-- START --

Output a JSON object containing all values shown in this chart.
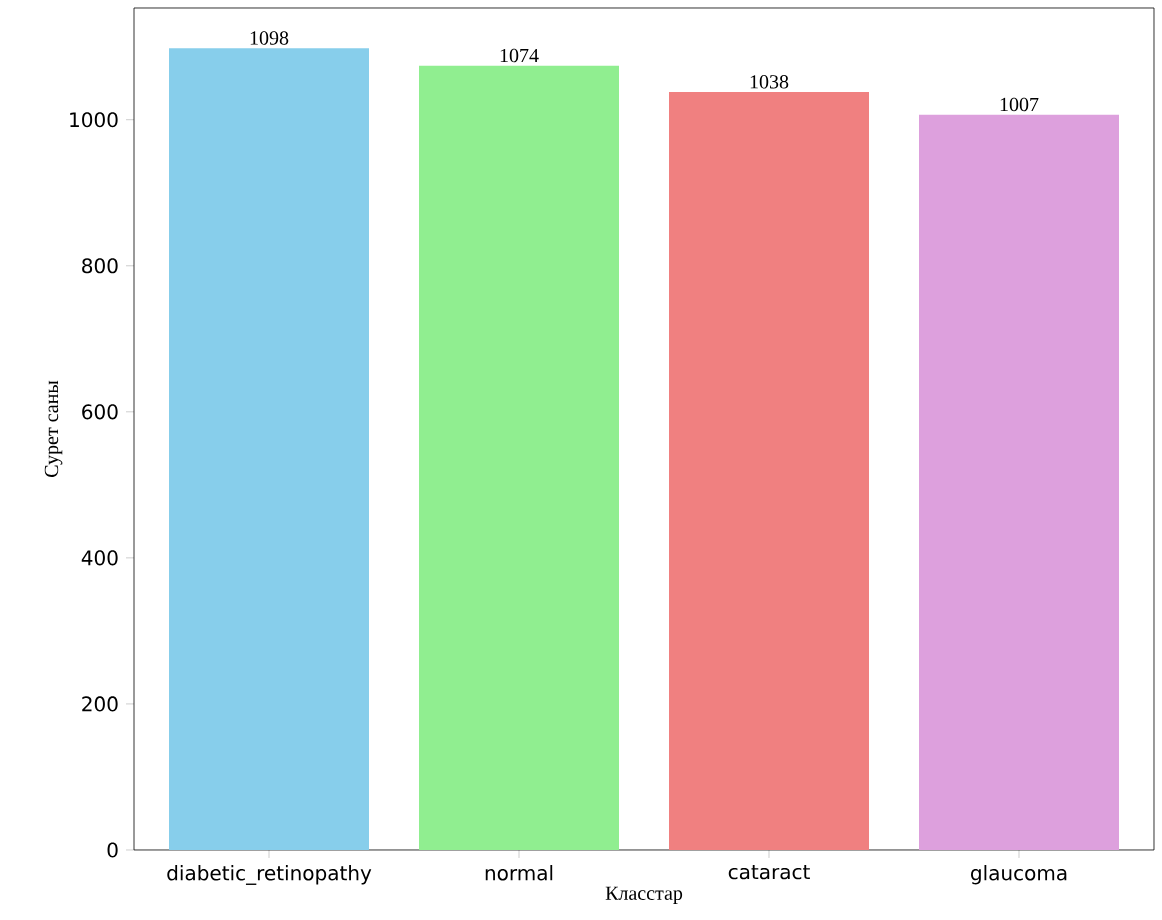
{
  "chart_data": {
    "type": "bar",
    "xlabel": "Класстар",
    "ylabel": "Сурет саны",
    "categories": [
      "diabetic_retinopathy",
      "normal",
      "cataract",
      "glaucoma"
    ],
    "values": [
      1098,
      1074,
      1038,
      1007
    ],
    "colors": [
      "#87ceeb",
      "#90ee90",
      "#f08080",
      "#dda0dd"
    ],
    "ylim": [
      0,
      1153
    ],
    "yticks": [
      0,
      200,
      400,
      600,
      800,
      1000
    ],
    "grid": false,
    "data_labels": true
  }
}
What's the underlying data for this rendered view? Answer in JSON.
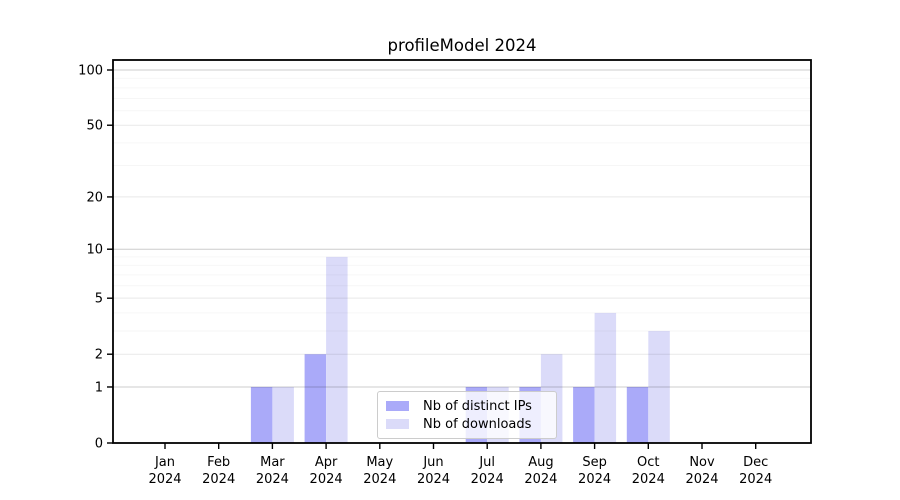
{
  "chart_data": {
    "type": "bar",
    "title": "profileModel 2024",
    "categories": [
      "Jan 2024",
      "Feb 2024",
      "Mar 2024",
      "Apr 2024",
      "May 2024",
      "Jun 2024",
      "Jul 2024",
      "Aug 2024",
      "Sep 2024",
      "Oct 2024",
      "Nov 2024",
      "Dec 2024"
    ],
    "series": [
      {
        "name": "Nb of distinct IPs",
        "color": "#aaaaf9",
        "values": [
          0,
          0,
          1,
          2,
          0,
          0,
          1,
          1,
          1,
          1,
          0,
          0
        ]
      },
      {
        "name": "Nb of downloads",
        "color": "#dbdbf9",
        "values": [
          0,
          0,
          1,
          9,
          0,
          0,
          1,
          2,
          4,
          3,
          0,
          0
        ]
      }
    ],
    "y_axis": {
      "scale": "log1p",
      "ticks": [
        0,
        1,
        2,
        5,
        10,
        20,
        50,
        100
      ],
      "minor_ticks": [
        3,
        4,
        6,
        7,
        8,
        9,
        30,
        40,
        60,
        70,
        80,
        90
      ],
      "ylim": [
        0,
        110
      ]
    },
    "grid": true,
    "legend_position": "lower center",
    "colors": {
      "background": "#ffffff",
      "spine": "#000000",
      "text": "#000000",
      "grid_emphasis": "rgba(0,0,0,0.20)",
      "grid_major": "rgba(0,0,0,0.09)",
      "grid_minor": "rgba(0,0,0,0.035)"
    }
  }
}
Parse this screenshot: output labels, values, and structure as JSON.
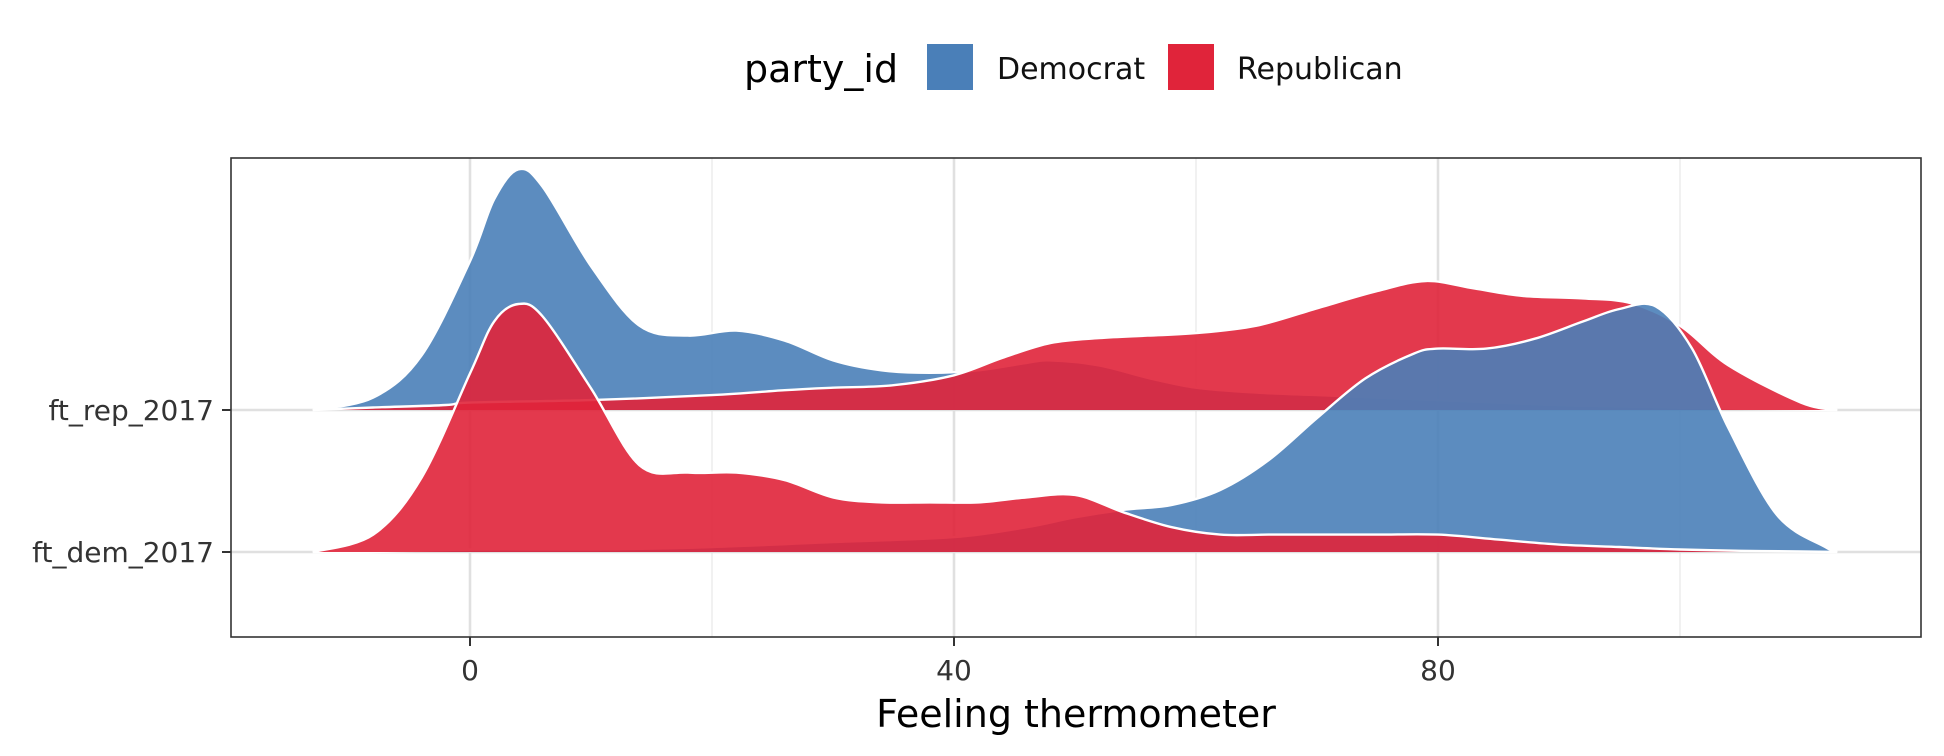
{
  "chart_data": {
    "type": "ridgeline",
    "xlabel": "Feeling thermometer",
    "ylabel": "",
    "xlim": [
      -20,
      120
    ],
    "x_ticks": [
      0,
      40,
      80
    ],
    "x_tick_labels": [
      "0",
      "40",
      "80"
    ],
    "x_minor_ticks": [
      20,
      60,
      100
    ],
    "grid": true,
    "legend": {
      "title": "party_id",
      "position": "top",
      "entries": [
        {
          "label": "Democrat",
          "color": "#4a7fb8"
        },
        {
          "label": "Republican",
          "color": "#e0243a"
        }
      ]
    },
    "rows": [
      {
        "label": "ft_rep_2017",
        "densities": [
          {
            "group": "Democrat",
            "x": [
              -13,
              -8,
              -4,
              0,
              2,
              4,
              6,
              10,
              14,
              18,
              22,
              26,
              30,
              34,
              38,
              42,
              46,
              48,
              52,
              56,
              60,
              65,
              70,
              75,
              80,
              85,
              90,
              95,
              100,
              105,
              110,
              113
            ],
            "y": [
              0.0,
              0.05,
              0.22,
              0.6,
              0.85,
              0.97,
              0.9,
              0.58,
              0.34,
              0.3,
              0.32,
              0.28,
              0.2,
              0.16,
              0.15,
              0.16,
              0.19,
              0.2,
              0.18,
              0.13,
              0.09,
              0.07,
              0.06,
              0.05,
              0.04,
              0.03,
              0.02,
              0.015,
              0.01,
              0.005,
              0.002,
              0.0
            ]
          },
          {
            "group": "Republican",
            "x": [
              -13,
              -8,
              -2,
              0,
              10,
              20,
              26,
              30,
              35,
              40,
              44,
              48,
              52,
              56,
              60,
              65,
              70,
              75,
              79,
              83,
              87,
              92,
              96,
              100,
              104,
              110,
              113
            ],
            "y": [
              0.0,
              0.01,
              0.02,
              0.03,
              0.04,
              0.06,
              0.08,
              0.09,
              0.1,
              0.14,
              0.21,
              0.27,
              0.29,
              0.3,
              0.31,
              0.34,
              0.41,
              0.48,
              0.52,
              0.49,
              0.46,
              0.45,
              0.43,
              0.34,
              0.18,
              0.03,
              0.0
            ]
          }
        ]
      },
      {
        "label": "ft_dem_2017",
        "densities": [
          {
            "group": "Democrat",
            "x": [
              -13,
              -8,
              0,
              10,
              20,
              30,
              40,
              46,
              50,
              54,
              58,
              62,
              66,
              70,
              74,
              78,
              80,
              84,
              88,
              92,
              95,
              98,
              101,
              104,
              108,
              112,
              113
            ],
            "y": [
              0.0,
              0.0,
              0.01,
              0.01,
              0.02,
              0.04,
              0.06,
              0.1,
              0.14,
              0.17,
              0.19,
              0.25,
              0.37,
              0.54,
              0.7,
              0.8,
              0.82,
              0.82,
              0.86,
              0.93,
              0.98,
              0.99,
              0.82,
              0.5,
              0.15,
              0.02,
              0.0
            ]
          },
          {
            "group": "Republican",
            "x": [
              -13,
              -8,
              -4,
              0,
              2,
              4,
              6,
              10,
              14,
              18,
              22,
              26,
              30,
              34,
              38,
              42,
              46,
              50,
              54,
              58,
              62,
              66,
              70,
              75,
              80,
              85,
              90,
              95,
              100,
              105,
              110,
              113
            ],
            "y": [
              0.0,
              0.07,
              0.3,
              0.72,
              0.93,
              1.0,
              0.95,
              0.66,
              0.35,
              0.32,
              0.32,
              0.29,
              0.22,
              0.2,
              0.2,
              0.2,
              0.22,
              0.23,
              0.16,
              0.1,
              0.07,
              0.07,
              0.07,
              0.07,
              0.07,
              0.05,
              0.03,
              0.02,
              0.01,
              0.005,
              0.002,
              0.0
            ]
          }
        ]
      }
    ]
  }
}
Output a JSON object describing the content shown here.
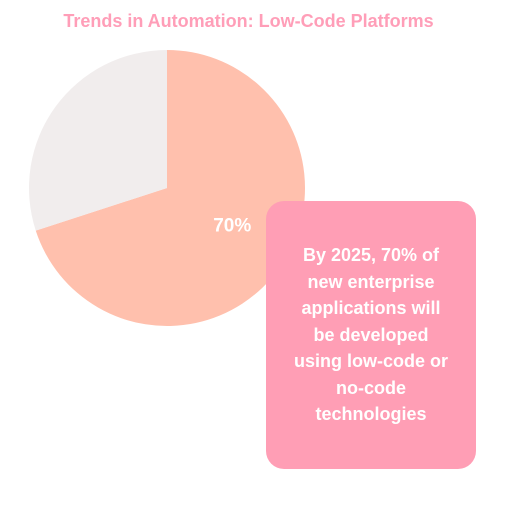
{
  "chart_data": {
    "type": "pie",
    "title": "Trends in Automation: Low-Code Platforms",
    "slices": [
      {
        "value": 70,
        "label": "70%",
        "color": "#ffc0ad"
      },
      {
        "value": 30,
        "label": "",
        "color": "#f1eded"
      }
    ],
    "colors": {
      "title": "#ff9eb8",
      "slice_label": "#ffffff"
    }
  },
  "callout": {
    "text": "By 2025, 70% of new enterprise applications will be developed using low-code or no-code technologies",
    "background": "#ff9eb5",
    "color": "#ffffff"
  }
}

-- END --

Required work:
Report how many lines of the entries hold the string "rgba". Provide the number alone.

Task result:
3